*Verilen Metin*
▬▬▬▬▬▬
Mahkemece, davanın kısmen kabulüne, davalılar kendilerini vekille temsil
ettirdiklerinden, davalılar yararına reddedilen kısım için ayrı ayrı vekalet
ücreti tahsiline karar verilmiştir. Aynı dava sebebine dayanılarak dava
açılması ve davalıların sorumluluklarının müteselsil olması nedeniyle davanın
reddi halinde davacı aleyhine tek bir ücreti vekalete hükmedilmesi gerekirken
yazılı şekilde her bir davalı için ayrı ayrı ücreti vekalete hükmedilmesi usul
ve yasaya aykırı olup bozma nedenidir. Ne var ki yapılan yanlışlığın
giderilmesi yeniden yargılama yapılmasını gerektirmediğinden…” şeklinde
gerekçe gösterilerek hükmün düzeltilerek onanmasına karar verilmiştir.
9. Başvurucunun karar düzeltme
talebi, aynı Dairenin, 22/10/2013 tarih ve E.2013/20784, K.2013/25456 sayılı
ilamıyla reddedilmiştir.
10. Bu karar başvurucu vekiline
11/2/2014 tarihinde tebliğ edilmiştir. Başvurucu bu karara karşı 3/3/2014
tarihinde bireysel başvuruda bulunmuştur.
B. İlgili
Hukuk
11. 23/2/1995 tarih ve 4077
sayılı Tüketicinin Korunması Hakkındaki Kanun’un 1. maddesi şöyledir
:
“Bu Kanunun amacı, (...) kamu yararına uygun olarak tüketicinin sağlık
ve güvenliği ile ekonomik çıkarlarını koruyucu, aydınlatıcı, eğitici,
zararlarını tazmin edici, çevresel tehlikelerden korunmasını sağlayıcı
önlemleri almak ve tüketicilerin kendilerini koruyucu girişimlerini özendirmek
ve bu konudaki politikaların oluşturulmasında gönüllü örgütlenmeleri teşvik
etmeye ilişkin hususları düzenlemektir.”
12. 4077 sayılı Kanun’un 4.
maddesinin (1) ve (2) numaralı fıkraları şöyledir:
“Ambalajında, etiketinde,
tanıtma ve kullanma kılavuzunda ya da reklam ve ilanlarında yer alan veya
satıcı tarafından bildirilen veya standardında veya teknik düzenlemesinde
tespit edilen nitelik veya niteliği etkileyen niceliğine aykırı olan ya da
tahsis veya kullanım amacı bakımından değerini veya tüketicinin ondan beklediği
faydaları azaltan veya ortadan kaldıran maddi, hukuki veya ekonomik eksiklikler
içeren mallar, ayıplı mal olarak kabul edilir.
▬▬▬▬▬▬
*Verilen Kayıtlar*
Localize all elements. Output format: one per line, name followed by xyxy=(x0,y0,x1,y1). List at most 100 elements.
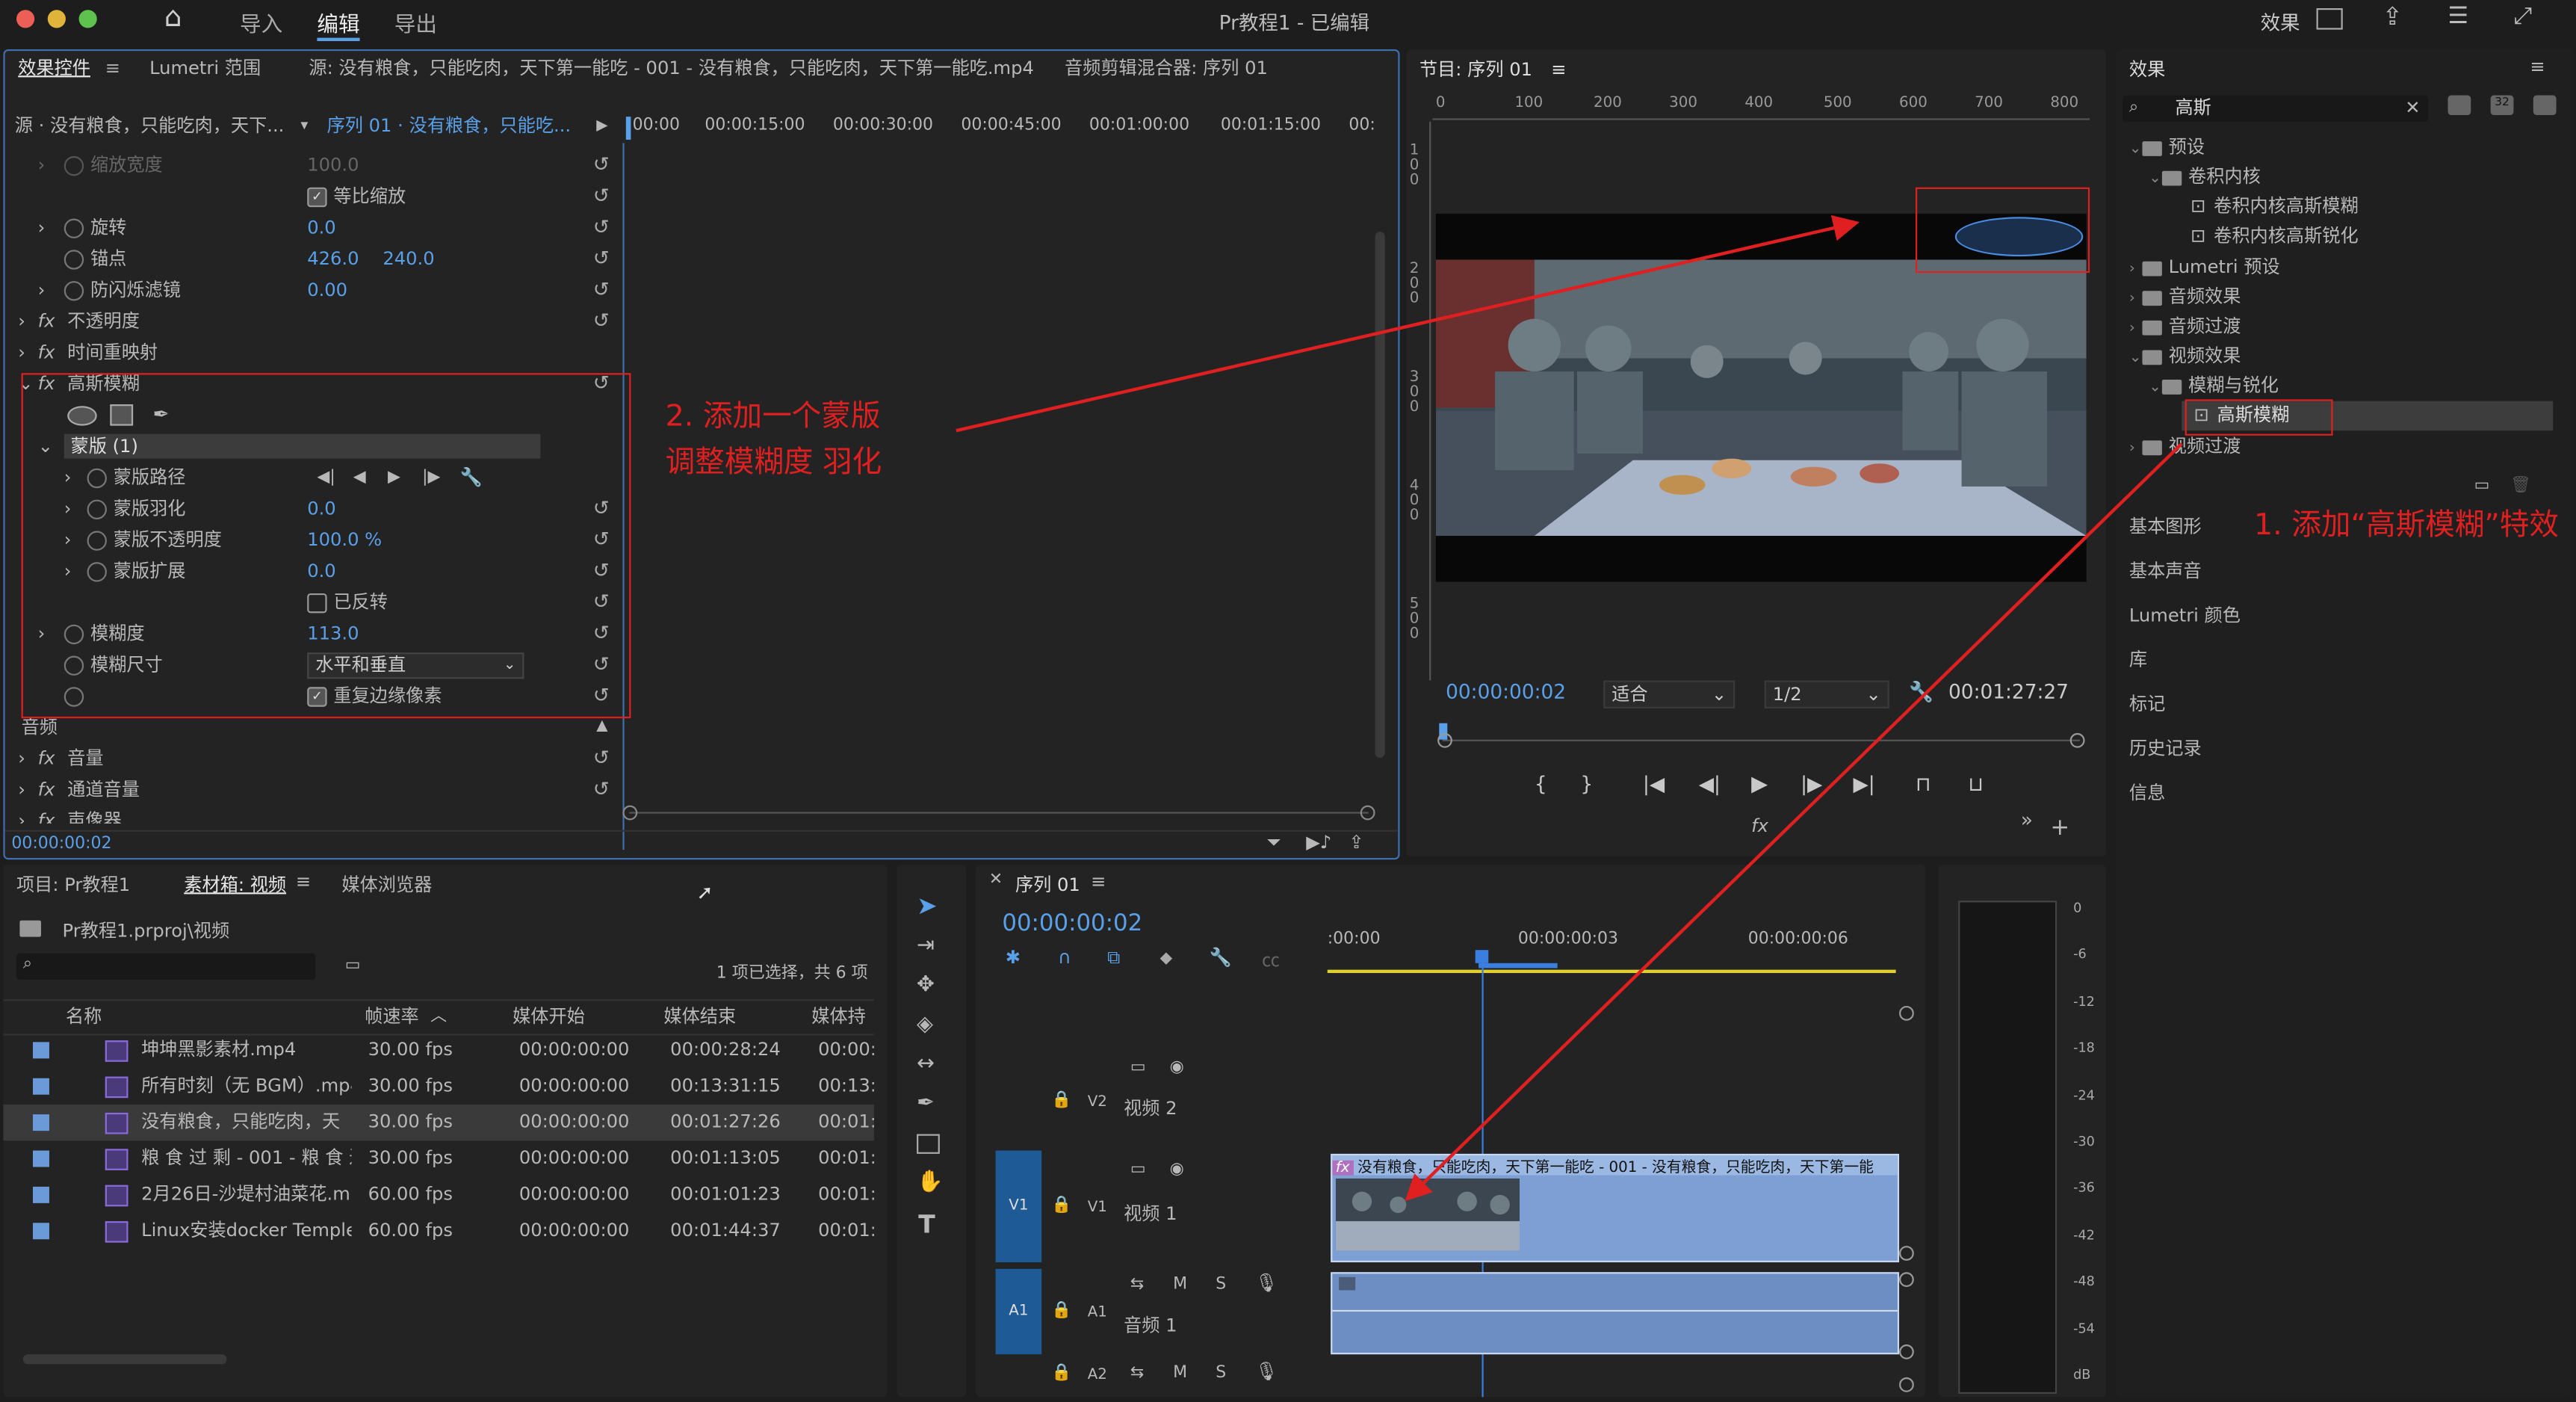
slip-tool-icon[interactable]: ↔ xyxy=(917,1052,935,1077)
panel-history[interactable]: 历史记录 xyxy=(2129,735,2202,761)
menu-icon[interactable]: ≡ xyxy=(1551,59,1566,81)
timeline-ruler[interactable]: :00:00 00:00:00:03 00:00:00:06 xyxy=(1327,930,1903,973)
reset-icon[interactable]: ↺ xyxy=(593,181,610,212)
delete-icon[interactable]: 🗑 xyxy=(2510,477,2531,495)
zoom-handle[interactable] xyxy=(1899,1377,1914,1392)
menu-icon[interactable]: ≡ xyxy=(296,871,311,893)
step-forward-button[interactable]: |▶ xyxy=(1801,773,1822,796)
panel-markers[interactable]: 标记 xyxy=(2129,691,2165,717)
menu-icon[interactable]: ≡ xyxy=(2530,56,2545,78)
maximize-window-button[interactable] xyxy=(78,10,97,28)
property-value[interactable]: 240.0 xyxy=(383,243,434,274)
uniform-scale-checkbox[interactable]: ✓ xyxy=(307,187,327,208)
fullscreen-icon[interactable]: ⤢ xyxy=(2513,3,2532,29)
lock-icon[interactable]: 🔒 xyxy=(1051,1091,1071,1109)
sync-lock-icon[interactable]: ⇆ xyxy=(1130,1276,1144,1294)
type-tool-icon[interactable]: T xyxy=(918,1210,935,1240)
reset-icon[interactable]: ↺ xyxy=(593,149,610,181)
property-value[interactable]: 0.0 xyxy=(307,212,335,244)
horizontal-scrollbar[interactable] xyxy=(622,805,1375,821)
effect-panner[interactable]: › fx 声像器 xyxy=(5,806,623,824)
nav-edit[interactable]: 编辑 xyxy=(317,7,360,41)
work-area-bar[interactable] xyxy=(1327,969,1896,973)
add-marker-icon[interactable]: ⬥ xyxy=(1159,947,1172,970)
tab-effect-controls[interactable]: 效果控件 xyxy=(18,51,90,87)
table-row[interactable]: Linux安装docker Temple版. 60.00 fps 00:00:00:… xyxy=(3,1213,874,1249)
video-clip-v1[interactable]: fx 没有粮食，只能吃肉，天下第一能吃 - 001 - 没有粮食，只能吃肉，天下… xyxy=(1331,1153,1900,1263)
column-name[interactable]: 名称 xyxy=(66,1001,102,1034)
panel-lumetri-color[interactable]: Lumetri 颜色 xyxy=(2129,602,2241,628)
audio-clip-a1[interactable] xyxy=(1331,1272,1900,1355)
mark-in-button[interactable]: { xyxy=(1535,773,1547,796)
mark-out-button[interactable]: } xyxy=(1580,773,1593,796)
pen-tool-icon[interactable]: ✒ xyxy=(917,1091,935,1116)
add-button-icon[interactable]: + xyxy=(2050,815,2069,841)
sync-lock-icon[interactable]: ⇆ xyxy=(1130,1364,1144,1382)
tab-media-browser[interactable]: 媒体浏览器 xyxy=(341,871,432,898)
more-controls-icon[interactable]: » xyxy=(2021,809,2033,832)
column-media-duration[interactable]: 媒体持 xyxy=(811,1001,866,1034)
tab-menu-icon[interactable]: ≡ xyxy=(105,51,120,87)
eye-icon[interactable]: ◉ xyxy=(1170,1058,1184,1076)
source-patch-a1[interactable]: A1 xyxy=(995,1268,1042,1355)
panel-essential-graphics[interactable]: 基本图形 xyxy=(2129,513,2202,539)
lock-icon[interactable]: 🔒 xyxy=(1051,1364,1071,1382)
nav-import[interactable]: 导入 xyxy=(240,7,282,38)
chevron-down-icon[interactable]: ▾ xyxy=(300,110,308,143)
tree-item-audio-transitions[interactable]: › 音频过渡 xyxy=(2129,311,2241,342)
sequence-label[interactable]: 序列 01 · 没有粮食，只能吃... xyxy=(327,110,572,143)
stopwatch-icon[interactable] xyxy=(64,281,84,301)
label-color-swatch[interactable] xyxy=(32,1150,49,1167)
menu-icon[interactable]: ≡ xyxy=(1091,871,1106,893)
label-color-swatch[interactable] xyxy=(32,1042,49,1059)
workspace-label[interactable]: 效果 xyxy=(2261,8,2300,36)
panel-layout-icon[interactable] xyxy=(2316,7,2343,30)
mute-button[interactable]: M xyxy=(1173,1364,1187,1382)
fit-select[interactable]: 适合 ⌄ xyxy=(1603,680,1736,708)
panel-essential-sound[interactable]: 基本声音 xyxy=(2129,558,2202,584)
play-button[interactable]: ▶ xyxy=(1751,773,1768,797)
effects-search[interactable]: ⌕ 高斯 ✕ xyxy=(2123,95,2429,122)
step-back-button[interactable]: ◀| xyxy=(1699,773,1721,796)
program-title[interactable]: 节目: 序列 01 xyxy=(1419,59,1532,81)
solo-button[interactable]: S xyxy=(1216,1276,1226,1294)
play-audio-icon[interactable]: ▶♪ xyxy=(1306,832,1331,853)
32bit-effects-icon[interactable]: 32 xyxy=(2490,95,2514,115)
panel-libraries[interactable]: 库 xyxy=(2129,646,2147,672)
reset-icon[interactable]: ↺ xyxy=(593,274,610,306)
timeline-timecode[interactable]: 00:00:00:02 xyxy=(1002,910,1142,936)
table-row[interactable]: 所有时刻（无 BGM）.mp4 30.00 fps 00:00:00:00 00:13… xyxy=(3,1069,874,1105)
label-color-swatch[interactable] xyxy=(32,1223,49,1240)
tab-source[interactable]: 源: 没有粮食，只能吃肉，天下第一能吃 - 001 - 没有粮食，只能吃肉，天下… xyxy=(309,51,1033,87)
zoom-handle[interactable] xyxy=(1899,1272,1914,1288)
new-bin-icon[interactable]: ▭ xyxy=(2474,477,2490,495)
play-only-icon[interactable]: ▶ xyxy=(596,110,607,143)
vertical-scrollbar[interactable] xyxy=(1375,232,1385,758)
stopwatch-icon[interactable] xyxy=(64,250,84,270)
yuv-effects-icon[interactable] xyxy=(2533,95,2557,115)
program-timecode[interactable]: 00:00:00:02 xyxy=(1446,681,1566,704)
table-row[interactable]: 没有粮食，只能吃肉，天 30.00 fps 00:00:00:00 00:01:27:… xyxy=(3,1104,874,1141)
lock-icon[interactable]: 🔒 xyxy=(1051,1302,1071,1320)
label-color-swatch[interactable] xyxy=(32,1114,49,1131)
accelerated-effects-icon[interactable] xyxy=(2447,95,2471,115)
go-to-in-button[interactable]: |◀ xyxy=(1643,773,1665,796)
stopwatch-icon[interactable] xyxy=(64,218,84,238)
track-id[interactable]: V1 xyxy=(1088,1199,1107,1216)
property-value[interactable]: 100.0 xyxy=(307,149,359,181)
mute-button[interactable]: M xyxy=(1173,1276,1187,1294)
property-value[interactable]: 0.00 xyxy=(307,274,347,306)
tree-item-presets[interactable]: ⌄ 预设 xyxy=(2129,132,2205,163)
project-scrollbar[interactable] xyxy=(22,1354,227,1365)
nest-toggle-icon[interactable]: ✱ xyxy=(1006,947,1021,969)
zoom-handle[interactable] xyxy=(1899,1344,1914,1359)
track-id[interactable]: V2 xyxy=(1088,1095,1107,1111)
tree-item-video-effects[interactable]: ⌄ 视频效果 xyxy=(2129,340,2241,371)
tab-sequence[interactable]: 序列 01 xyxy=(1015,871,1080,898)
timeline-settings-icon[interactable]: 🔧 xyxy=(1209,947,1231,969)
track-id[interactable]: A1 xyxy=(1088,1305,1107,1321)
solo-button[interactable]: S xyxy=(1216,1364,1226,1382)
effects-title[interactable]: 效果 xyxy=(2129,59,2165,81)
toggle-output-icon[interactable]: ▭ xyxy=(1130,1161,1146,1179)
microphone-icon[interactable]: 🎙 xyxy=(1255,1361,1278,1383)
▬▬▬▬▬▬
*Yapılacak Çalışmalar*
1: Verilen metinde "12. 4077 sayılı" ifadesinden "olarak kabul edilir." ifadesine kadar uzanan bölümü, "ayıplı mal" yerine "kusurlu mal" koyarak düzenleyin.
2: Verilen metne göre başvurucu, karar düzeltme talebinin reddine ilişkin karara karşı hangi tarihte bireysel başvuruda bulunmuştur?

*Yazılı Yanıtlar*
1:
12. 4077 sayılı Kanun’un 4.
maddesinin (1) ve (2) numaralı fıkraları şöyledir:
“Ambalajında, etiketinde,
tanıtma ve kullanma kılavuzunda ya da reklam ve ilanlarında yer alan veya
satıcı tarafından bildirilen veya standardında veya teknik düzenlemesinde
tespit edilen nitelik veya niteliği etkileyen niceliğine aykırı olan ya da
tahsis veya kullanım amacı bakımından değerini veya tüketicinin ondan beklediği
faydaları azaltan veya ortadan kaldıran maddi, hukuki veya ekonomik eksiklikler
içeren mallar, kusurlu mal olarak kabul edilir.

2: 3/3/2014 tarihinde.